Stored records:

----------

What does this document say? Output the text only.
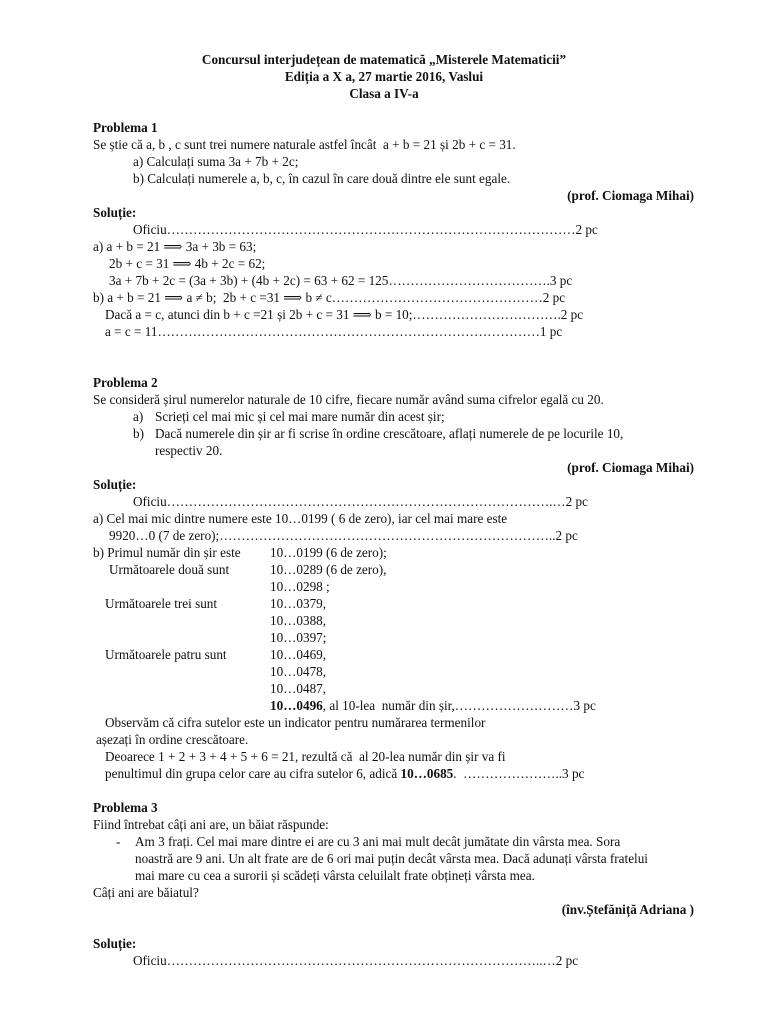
Concursul interjudețean de matematică „Misterele Matematicii”
Ediția a X a, 27 martie 2016, Vaslui
Clasa a IV-a
Problema 1
Se știe că a, b , c sunt trei numere naturale astfel încât  a + b = 21 și 2b + c = 31.
a) Calculați suma 3a + 7b + 2c;
b) Calculați numerele a, b, c, în cazul în care două dintre ele sunt egale.
(prof. Ciomaga Mihai)
Soluție:
Oficiu…………………………………………………………………………………2 pc
a) a + b = 21 ⟹ 3a + 3b = 63;
2b + c = 31 ⟹ 4b + 2c = 62;
3a + 7b + 2c = (3a + 3b) + (4b + 2c) = 63 + 62 = 125……………………………….3 pc
b) a + b = 21 ⟹ a ≠ b;  2b + c =31 ⟹ b ≠ c…………………………………………2 pc
Dacă a = c, atunci din b + c =21 și 2b + c = 31 ⟹ b = 10;…………………………….2 pc
a = c = 11……………………………………………………………………………1 pc
Problema 2
Se consideră șirul numerelor naturale de 10 cifre, fiecare număr având suma cifrelor egală cu 20.
a) Scrieți cel mai mic și cel mai mare număr din acest șir;
b) Dacă numerele din șir ar fi scrise în ordine crescătoare, aflați numerele de pe locurile 10,
respectiv 20.
(prof. Ciomaga Mihai)
Soluție:
Oficiu…………………………………………………………………………….…2 pc
a) Cel mai mic dintre numere este 10…0199 ( 6 de zero), iar cel mai mare este
9920…0 (7 de zero);…………………………………………………………………..2 pc
b) Primul număr din șir este
Următoarele două sunt
Următoarele trei sunt
Următoarele patru sunt
10…0199 (6 de zero);
10…0289 (6 de zero),
10…0298 ;
10…0379,
10…0388,
10…0397;
10…0469,
10…0478,
10…0487,
10…0496, al 10-lea  număr din șir,………………………3 pc
Observăm că cifra sutelor este un indicator pentru numărarea termenilor
așezați în ordine crescătoare.
Deoarece 1 + 2 + 3 + 4 + 5 + 6 = 21, rezultă că  al 20-lea număr din șir va fi
penultimul din grupa celor care au cifra sutelor 6, adică 10…0685.  …………………..3 pc
Problema 3
Fiind întrebat câți ani are, un băiat răspunde:
- Am 3 frați. Cel mai mare dintre ei are cu 3 ani mai mult decât jumătate din vârsta mea. Sora
noastră are 9 ani. Un alt frate are de 6 ori mai puțin decât vârsta mea. Dacă adunați vârsta fratelui
mai mare cu cea a surorii și scădeți vârsta celuilalt frate obțineți vârsta mea.
Câți ani are băiatul?
(înv.Ștefăniță Adriana )
Soluție:
Oficiu…………………………………………………………………………..…2 pc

----------

PROBLEM DESCRIPTION:
Write down only how many lines in the listing contain the word "ordine".

THE REPLY:
2